** Start TASK MATERIAL **

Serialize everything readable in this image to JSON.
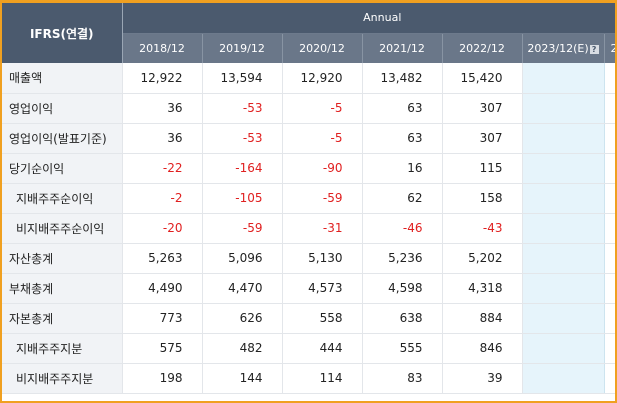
{
  "table": {
    "corner_label": "IFRS(연결)",
    "period_group": "Annual",
    "columns": [
      "2018/12",
      "2019/12",
      "2020/12",
      "2021/12",
      "2022/12"
    ],
    "estimate_column": "2023/12(E)",
    "estimate_help_icon": "question-icon",
    "estimate_help_glyph": "?",
    "overflow_column_fragment": "2",
    "negative_color": "#e02020",
    "estimate_bg_color": "#e6f4fb",
    "header_bg_color": "#4b5a6e",
    "rows": [
      {
        "label": "매출액",
        "values": [
          "12,922",
          "13,594",
          "12,920",
          "13,482",
          "15,420"
        ]
      },
      {
        "label": "영업이익",
        "values": [
          "36",
          "-53",
          "-5",
          "63",
          "307"
        ]
      },
      {
        "label": "영업이익(발표기준)",
        "values": [
          "36",
          "-53",
          "-5",
          "63",
          "307"
        ]
      },
      {
        "label": "당기순이익",
        "values": [
          "-22",
          "-164",
          "-90",
          "16",
          "115"
        ]
      },
      {
        "label": "지배주주순이익",
        "values": [
          "-2",
          "-105",
          "-59",
          "62",
          "158"
        ],
        "sub": true
      },
      {
        "label": "비지배주주순이익",
        "values": [
          "-20",
          "-59",
          "-31",
          "-46",
          "-43"
        ],
        "sub": true
      },
      {
        "label": "자산총계",
        "values": [
          "5,263",
          "5,096",
          "5,130",
          "5,236",
          "5,202"
        ]
      },
      {
        "label": "부채총계",
        "values": [
          "4,490",
          "4,470",
          "4,573",
          "4,598",
          "4,318"
        ]
      },
      {
        "label": "자본총계",
        "values": [
          "773",
          "626",
          "558",
          "638",
          "884"
        ]
      },
      {
        "label": "지배주주지분",
        "values": [
          "575",
          "482",
          "444",
          "555",
          "846"
        ],
        "sub": true
      },
      {
        "label": "비지배주주지분",
        "values": [
          "198",
          "144",
          "114",
          "83",
          "39"
        ],
        "sub": true
      }
    ]
  }
}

** End TASK MATERIAL **

__WORK REQUIRED__.
Transcribe the listing in full and omit the pictures.

__SOLVED PROBLEM__.
Serialize everything readable in this image to JSON.
{
  "table": {
    "corner_label": "IFRS(연결)",
    "period_group": "Annual",
    "columns": [
      "2018/12",
      "2019/12",
      "2020/12",
      "2021/12",
      "2022/12"
    ],
    "estimate_column": "2023/12(E)",
    "estimate_help_icon": "question-icon",
    "estimate_help_glyph": "?",
    "overflow_column_fragment": "2",
    "negative_color": "#e02020",
    "estimate_bg_color": "#e6f4fb",
    "header_bg_color": "#4b5a6e",
    "rows": [
      {
        "label": "매출액",
        "values": [
          "12,922",
          "13,594",
          "12,920",
          "13,482",
          "15,420"
        ]
      },
      {
        "label": "영업이익",
        "values": [
          "36",
          "-53",
          "-5",
          "63",
          "307"
        ]
      },
      {
        "label": "영업이익(발표기준)",
        "values": [
          "36",
          "-53",
          "-5",
          "63",
          "307"
        ]
      },
      {
        "label": "당기순이익",
        "values": [
          "-22",
          "-164",
          "-90",
          "16",
          "115"
        ]
      },
      {
        "label": "지배주주순이익",
        "values": [
          "-2",
          "-105",
          "-59",
          "62",
          "158"
        ],
        "sub": true
      },
      {
        "label": "비지배주주순이익",
        "values": [
          "-20",
          "-59",
          "-31",
          "-46",
          "-43"
        ],
        "sub": true
      },
      {
        "label": "자산총계",
        "values": [
          "5,263",
          "5,096",
          "5,130",
          "5,236",
          "5,202"
        ]
      },
      {
        "label": "부채총계",
        "values": [
          "4,490",
          "4,470",
          "4,573",
          "4,598",
          "4,318"
        ]
      },
      {
        "label": "자본총계",
        "values": [
          "773",
          "626",
          "558",
          "638",
          "884"
        ]
      },
      {
        "label": "지배주주지분",
        "values": [
          "575",
          "482",
          "444",
          "555",
          "846"
        ],
        "sub": true
      },
      {
        "label": "비지배주주지분",
        "values": [
          "198",
          "144",
          "114",
          "83",
          "39"
        ],
        "sub": true
      }
    ]
  }
}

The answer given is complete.